* [What is needed]: Each of the entries should be retyped precisely as it appears.

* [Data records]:
- - - - - - -

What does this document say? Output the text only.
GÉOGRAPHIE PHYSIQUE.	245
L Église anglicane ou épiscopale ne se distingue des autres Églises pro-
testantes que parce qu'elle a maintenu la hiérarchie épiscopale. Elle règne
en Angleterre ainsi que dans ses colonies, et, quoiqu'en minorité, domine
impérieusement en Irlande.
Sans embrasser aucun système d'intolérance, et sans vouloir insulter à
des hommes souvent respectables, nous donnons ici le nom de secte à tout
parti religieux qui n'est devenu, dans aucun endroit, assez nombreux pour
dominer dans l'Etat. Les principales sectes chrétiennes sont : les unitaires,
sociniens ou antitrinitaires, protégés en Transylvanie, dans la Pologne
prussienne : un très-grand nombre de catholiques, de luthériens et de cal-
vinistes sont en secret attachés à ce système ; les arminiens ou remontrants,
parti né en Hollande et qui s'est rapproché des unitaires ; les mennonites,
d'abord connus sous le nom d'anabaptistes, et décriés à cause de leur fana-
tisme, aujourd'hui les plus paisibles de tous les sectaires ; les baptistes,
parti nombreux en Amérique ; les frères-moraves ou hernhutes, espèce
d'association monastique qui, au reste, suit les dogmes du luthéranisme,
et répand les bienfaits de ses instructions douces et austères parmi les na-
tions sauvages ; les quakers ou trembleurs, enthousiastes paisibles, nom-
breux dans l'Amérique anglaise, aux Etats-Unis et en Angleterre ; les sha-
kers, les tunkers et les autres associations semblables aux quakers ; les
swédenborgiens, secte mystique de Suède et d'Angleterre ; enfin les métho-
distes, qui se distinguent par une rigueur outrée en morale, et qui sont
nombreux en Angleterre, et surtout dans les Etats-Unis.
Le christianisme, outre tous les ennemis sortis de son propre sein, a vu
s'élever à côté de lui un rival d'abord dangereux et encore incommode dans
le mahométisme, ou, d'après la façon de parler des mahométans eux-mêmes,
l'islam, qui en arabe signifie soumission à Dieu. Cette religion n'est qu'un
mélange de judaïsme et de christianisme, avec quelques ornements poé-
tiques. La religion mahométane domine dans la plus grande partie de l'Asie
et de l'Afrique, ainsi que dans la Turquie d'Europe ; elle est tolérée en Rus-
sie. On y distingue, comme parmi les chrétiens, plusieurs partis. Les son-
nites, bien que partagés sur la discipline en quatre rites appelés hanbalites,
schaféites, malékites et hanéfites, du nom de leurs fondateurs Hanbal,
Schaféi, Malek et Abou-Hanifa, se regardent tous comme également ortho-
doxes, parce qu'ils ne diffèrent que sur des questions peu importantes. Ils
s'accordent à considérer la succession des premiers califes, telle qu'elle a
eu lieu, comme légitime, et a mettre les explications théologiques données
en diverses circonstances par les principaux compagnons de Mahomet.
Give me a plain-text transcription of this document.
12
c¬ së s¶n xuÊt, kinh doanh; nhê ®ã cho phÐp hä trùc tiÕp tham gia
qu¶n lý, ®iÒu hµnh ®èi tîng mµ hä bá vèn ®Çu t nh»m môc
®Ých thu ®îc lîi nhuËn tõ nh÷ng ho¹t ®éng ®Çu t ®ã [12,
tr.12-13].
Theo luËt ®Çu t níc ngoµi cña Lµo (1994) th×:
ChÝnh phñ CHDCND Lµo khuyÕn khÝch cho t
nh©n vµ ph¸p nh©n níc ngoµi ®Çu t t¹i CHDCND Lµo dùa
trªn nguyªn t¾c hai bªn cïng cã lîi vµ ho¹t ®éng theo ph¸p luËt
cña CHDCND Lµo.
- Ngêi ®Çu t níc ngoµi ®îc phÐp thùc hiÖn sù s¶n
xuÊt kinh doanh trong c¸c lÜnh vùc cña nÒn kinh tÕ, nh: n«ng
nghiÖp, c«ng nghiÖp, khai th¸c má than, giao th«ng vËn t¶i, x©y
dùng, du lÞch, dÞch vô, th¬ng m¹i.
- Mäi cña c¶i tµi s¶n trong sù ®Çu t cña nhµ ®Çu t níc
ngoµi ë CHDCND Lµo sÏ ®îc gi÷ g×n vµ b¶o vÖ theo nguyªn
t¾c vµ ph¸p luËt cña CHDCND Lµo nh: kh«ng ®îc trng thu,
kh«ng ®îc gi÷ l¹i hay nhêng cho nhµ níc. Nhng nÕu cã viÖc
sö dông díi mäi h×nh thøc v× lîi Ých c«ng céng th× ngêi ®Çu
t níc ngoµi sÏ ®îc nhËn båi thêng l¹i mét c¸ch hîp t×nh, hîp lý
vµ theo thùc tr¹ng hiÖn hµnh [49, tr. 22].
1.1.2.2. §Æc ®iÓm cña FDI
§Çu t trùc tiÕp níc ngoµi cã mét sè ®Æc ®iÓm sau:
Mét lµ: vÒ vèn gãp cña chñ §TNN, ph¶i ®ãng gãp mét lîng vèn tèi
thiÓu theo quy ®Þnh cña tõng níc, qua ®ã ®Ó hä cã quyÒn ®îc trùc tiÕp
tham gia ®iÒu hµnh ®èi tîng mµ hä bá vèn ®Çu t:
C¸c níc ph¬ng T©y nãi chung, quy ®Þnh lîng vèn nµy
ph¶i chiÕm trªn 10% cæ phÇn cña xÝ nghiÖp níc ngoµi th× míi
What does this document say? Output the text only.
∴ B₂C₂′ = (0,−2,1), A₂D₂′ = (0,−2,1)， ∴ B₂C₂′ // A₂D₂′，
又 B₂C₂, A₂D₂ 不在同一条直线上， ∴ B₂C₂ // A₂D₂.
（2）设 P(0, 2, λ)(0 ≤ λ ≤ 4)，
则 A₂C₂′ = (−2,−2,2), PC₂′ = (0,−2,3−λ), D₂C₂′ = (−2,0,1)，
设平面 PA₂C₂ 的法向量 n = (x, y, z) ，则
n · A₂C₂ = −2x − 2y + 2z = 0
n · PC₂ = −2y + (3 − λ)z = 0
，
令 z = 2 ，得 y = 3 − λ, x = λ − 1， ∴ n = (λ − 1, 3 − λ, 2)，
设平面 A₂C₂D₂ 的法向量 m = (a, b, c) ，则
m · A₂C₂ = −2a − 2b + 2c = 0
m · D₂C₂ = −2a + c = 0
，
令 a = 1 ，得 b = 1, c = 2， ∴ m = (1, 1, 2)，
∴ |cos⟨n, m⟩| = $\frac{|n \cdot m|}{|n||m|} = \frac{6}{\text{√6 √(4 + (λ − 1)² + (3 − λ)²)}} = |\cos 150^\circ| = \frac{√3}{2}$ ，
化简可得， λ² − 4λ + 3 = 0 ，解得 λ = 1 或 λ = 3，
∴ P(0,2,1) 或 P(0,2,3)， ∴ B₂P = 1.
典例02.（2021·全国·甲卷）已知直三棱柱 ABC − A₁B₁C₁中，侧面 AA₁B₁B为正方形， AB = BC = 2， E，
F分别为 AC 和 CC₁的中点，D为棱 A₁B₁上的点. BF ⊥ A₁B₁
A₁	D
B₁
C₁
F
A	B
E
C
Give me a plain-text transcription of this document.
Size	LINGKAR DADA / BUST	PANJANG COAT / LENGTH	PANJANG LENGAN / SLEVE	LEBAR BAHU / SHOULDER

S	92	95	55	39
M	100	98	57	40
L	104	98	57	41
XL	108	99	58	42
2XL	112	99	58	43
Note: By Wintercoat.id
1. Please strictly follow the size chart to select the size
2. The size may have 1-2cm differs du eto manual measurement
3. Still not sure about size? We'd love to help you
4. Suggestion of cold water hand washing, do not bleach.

- - - - - - -

* [Response to the task]:
What does this document say? Output the text only.
GÉOGRAPHIE PHYSIQUE.	245
L Église anglicane ou épiscopale ne se distingue des autres Églises pro-
testantes que parce qu'elle a maintenu la hiérarchie épiscopale. Elle règne
en Angleterre ainsi que dans ses colonies, et, quoiqu'en minorité, domine
impérieusement en Irlande.
Sans embrasser aucun système d'intolérance, et sans vouloir insulter à
des hommes souvent respectables, nous donnons ici le nom de secte à tout
parti religieux qui n'est devenu, dans aucun endroit, assez nombreux pour
dominer dans l'Etat. Les principales sectes chrétiennes sont : les unitaires,
sociniens ou antitrinitaires, protégés en Transylvanie, dans la Pologne
prussienne : un très-grand nombre de catholiques, de luthériens et de cal-
vinistes sont en secret attachés à ce système ; les arminiens ou remontrants,
parti né en Hollande et qui s'est rapproché des unitaires ; les mennonites,
d'abord connus sous le nom d'anabaptistes, et décriés à cause de leur fana-
tisme, aujourd'hui les plus paisibles de tous les sectaires ; les baptistes,
parti nombreux en Amérique ; les frères-moraves ou hernhutes, espèce
d'association monastique qui, au reste, suit les dogmes du luthéranisme,
et répand les bienfaits de ses instructions douces et austères parmi les na-
tions sauvages ; les quakers ou trembleurs, enthousiastes paisibles, nom-
breux dans l'Amérique anglaise, aux Etats-Unis et en Angleterre ; les sha-
kers, les tunkers et les autres associations semblables aux quakers ; les
swédenborgiens, secte mystique de Suède et d'Angleterre ; enfin les métho-
distes, qui se distinguent par une rigueur outrée en morale, et qui sont
nombreux en Angleterre, et surtout dans les Etats-Unis.
Le christianisme, outre tous les ennemis sortis de son propre sein, a vu
s'élever à côté de lui un rival d'abord dangereux et encore incommode dans
le mahométisme, ou, d'après la façon de parler des mahométans eux-mêmes,
l'islam, qui en arabe signifie soumission à Dieu. Cette religion n'est qu'un
mélange de judaïsme et de christianisme, avec quelques ornements poé-
tiques. La religion mahométane domine dans la plus grande partie de l'Asie
et de l'Afrique, ainsi que dans la Turquie d'Europe ; elle est tolérée en Rus-
sie. On y distingue, comme parmi les chrétiens, plusieurs partis. Les son-
nites, bien que partagés sur la discipline en quatre rites appelés hanbalites,
schaféites, malékites et hanéfites, du nom de leurs fondateurs Hanbal,
Schaféi, Malek et Abou-Hanifa, se regardent tous comme également ortho-
doxes, parce qu'ils ne diffèrent que sur des questions peu importantes. Ils
s'accordent à considérer la succession des premiers califes, telle qu'elle a
eu lieu, comme légitime, et a mettre les explications théologiques données
en diverses circonstances par les principaux compagnons de Mahomet.
Give me a plain-text transcription of this document.
12
c¬ së s¶n xuÊt, kinh doanh; nhê ®ã cho phÐp hä trùc tiÕp tham gia
qu¶n lý, ®iÒu hµnh ®èi tîng mµ hä bá vèn ®Çu t nh»m môc
®Ých thu ®îc lîi nhuËn tõ nh÷ng ho¹t ®éng ®Çu t ®ã [12,
tr.12-13].
Theo luËt ®Çu t níc ngoµi cña Lµo (1994) th×:
ChÝnh phñ CHDCND Lµo khuyÕn khÝch cho t
nh©n vµ ph¸p nh©n níc ngoµi ®Çu t t¹i CHDCND Lµo dùa
trªn nguyªn t¾c hai bªn cïng cã lîi vµ ho¹t ®éng theo ph¸p luËt
cña CHDCND Lµo.
- Ngêi ®Çu t níc ngoµi ®îc phÐp thùc hiÖn sù s¶n
xuÊt kinh doanh trong c¸c lÜnh vùc cña nÒn kinh tÕ, nh: n«ng
nghiÖp, c«ng nghiÖp, khai th¸c má than, giao th«ng vËn t¶i, x©y
dùng, du lÞch, dÞch vô, th¬ng m¹i.
- Mäi cña c¶i tµi s¶n trong sù ®Çu t cña nhµ ®Çu t níc
ngoµi ë CHDCND Lµo sÏ ®îc gi÷ g×n vµ b¶o vÖ theo nguyªn
t¾c vµ ph¸p luËt cña CHDCND Lµo nh: kh«ng ®îc trng thu,
kh«ng ®îc gi÷ l¹i hay nhêng cho nhµ níc. Nhng nÕu cã viÖc
sö dông díi mäi h×nh thøc v× lîi Ých c«ng céng th× ngêi ®Çu
t níc ngoµi sÏ ®îc nhËn båi thêng l¹i mét c¸ch hîp t×nh, hîp lý
vµ theo thùc tr¹ng hiÖn hµnh [49, tr. 22].
1.1.2.2. §Æc ®iÓm cña FDI
§Çu t trùc tiÕp níc ngoµi cã mét sè ®Æc ®iÓm sau:
Mét lµ: vÒ vèn gãp cña chñ §TNN, ph¶i ®ãng gãp mét lîng vèn tèi
thiÓu theo quy ®Þnh cña tõng níc, qua ®ã ®Ó hä cã quyÒn ®îc trùc tiÕp
tham gia ®iÒu hµnh ®èi tîng mµ hä bá vèn ®Çu t:
C¸c níc ph¬ng T©y nãi chung, quy ®Þnh lîng vèn nµy
ph¶i chiÕm trªn 10% cæ phÇn cña xÝ nghiÖp níc ngoµi th× míi
What does this document say? Output the text only.
∴ B₂C₂′ = (0,−2,1), A₂D₂′ = (0,−2,1)， ∴ B₂C₂′ // A₂D₂′，
又 B₂C₂, A₂D₂ 不在同一条直线上， ∴ B₂C₂ // A₂D₂.
（2）设 P(0, 2, λ)(0 ≤ λ ≤ 4)，
则 A₂C₂′ = (−2,−2,2), PC₂′ = (0,−2,3−λ), D₂C₂′ = (−2,0,1)，
设平面 PA₂C₂ 的法向量 n = (x, y, z) ，则
n · A₂C₂ = −2x − 2y + 2z = 0
n · PC₂ = −2y + (3 − λ)z = 0
，
令 z = 2 ，得 y = 3 − λ, x = λ − 1， ∴ n = (λ − 1, 3 − λ, 2)，
设平面 A₂C₂D₂ 的法向量 m = (a, b, c) ，则
m · A₂C₂ = −2a − 2b + 2c = 0
m · D₂C₂ = −2a + c = 0
，
令 a = 1 ，得 b = 1, c = 2， ∴ m = (1, 1, 2)，
∴ |cos⟨n, m⟩| = $\frac{|n \cdot m|}{|n||m|} = \frac{6}{\text{√6 √(4 + (λ − 1)² + (3 − λ)²)}} = |\cos 150^\circ| = \frac{√3}{2}$ ，
化简可得， λ² − 4λ + 3 = 0 ，解得 λ = 1 或 λ = 3，
∴ P(0,2,1) 或 P(0,2,3)， ∴ B₂P = 1.
典例02.（2021·全国·甲卷）已知直三棱柱 ABC − A₁B₁C₁中，侧面 AA₁B₁B为正方形， AB = BC = 2， E，
F分别为 AC 和 CC₁的中点，D为棱 A₁B₁上的点. BF ⊥ A₁B₁
A₁	D
B₁
C₁
F
A	B
E
C
Give me a plain-text transcription of this document.
Size	LINGKAR DADA / BUST	PANJANG COAT / LENGTH	PANJANG LENGAN / SLEVE	LEBAR BAHU / SHOULDER

S	92	95	55	39
M	100	98	57	40
L	104	98	57	41
XL	108	99	58	42
2XL	112	99	58	43
Note: By Wintercoat.id
1. Please strictly follow the size chart to select the size
2. The size may have 1-2cm differs du eto manual measurement
3. Still not sure about size? We'd love to help you
4. Suggestion of cold water hand washing, do not bleach.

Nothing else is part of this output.